>> start RECORDS FOR PROCESSING

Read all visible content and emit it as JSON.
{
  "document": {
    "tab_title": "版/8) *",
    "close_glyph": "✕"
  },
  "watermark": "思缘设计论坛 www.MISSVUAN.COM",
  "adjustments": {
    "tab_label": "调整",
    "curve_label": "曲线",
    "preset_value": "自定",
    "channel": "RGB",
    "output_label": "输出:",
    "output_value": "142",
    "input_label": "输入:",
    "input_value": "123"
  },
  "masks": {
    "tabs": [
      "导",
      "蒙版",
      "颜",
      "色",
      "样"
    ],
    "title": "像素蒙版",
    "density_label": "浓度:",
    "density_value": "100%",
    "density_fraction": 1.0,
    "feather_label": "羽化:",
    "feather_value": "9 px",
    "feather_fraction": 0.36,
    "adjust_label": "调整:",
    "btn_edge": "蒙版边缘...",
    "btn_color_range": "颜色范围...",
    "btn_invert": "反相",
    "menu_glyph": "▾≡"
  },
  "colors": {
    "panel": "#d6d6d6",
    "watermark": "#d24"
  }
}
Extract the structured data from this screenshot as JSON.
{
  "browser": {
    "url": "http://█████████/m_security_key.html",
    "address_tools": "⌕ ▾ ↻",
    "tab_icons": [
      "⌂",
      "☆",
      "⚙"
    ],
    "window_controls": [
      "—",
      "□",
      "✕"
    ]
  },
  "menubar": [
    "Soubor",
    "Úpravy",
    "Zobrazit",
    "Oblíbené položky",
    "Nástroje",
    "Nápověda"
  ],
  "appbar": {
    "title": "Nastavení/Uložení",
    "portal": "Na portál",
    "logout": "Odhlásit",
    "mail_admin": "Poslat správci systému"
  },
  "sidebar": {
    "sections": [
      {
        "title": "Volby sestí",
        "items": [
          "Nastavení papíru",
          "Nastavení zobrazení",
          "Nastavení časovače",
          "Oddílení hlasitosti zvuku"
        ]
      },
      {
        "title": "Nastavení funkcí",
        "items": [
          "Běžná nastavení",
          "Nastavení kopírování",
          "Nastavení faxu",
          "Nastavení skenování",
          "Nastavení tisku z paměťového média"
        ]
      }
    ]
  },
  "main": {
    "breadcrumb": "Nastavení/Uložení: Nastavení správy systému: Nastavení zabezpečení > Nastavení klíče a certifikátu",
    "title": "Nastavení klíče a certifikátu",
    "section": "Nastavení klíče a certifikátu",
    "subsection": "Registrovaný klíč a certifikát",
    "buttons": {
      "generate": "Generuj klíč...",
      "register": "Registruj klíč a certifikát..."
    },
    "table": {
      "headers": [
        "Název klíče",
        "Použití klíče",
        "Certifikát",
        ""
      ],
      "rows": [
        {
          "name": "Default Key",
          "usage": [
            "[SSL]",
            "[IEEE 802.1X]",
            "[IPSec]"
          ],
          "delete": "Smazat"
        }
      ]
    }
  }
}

>> end RECORDS FOR PROCESSING

[WHAT TO DO]
Extract every line of the records above that contains the word "klíče".

[RESULT BELOW]
    "breadcrumb": "Nastavení/Uložení: Nastavení správy systému: Nastavení zabezpečení > Nastavení klíče a certifikátu",
    "title": "Nastavení klíče a certifikátu",
    "section": "Nastavení klíče a certifikátu",
        "Název klíče",
        "Použití klíče",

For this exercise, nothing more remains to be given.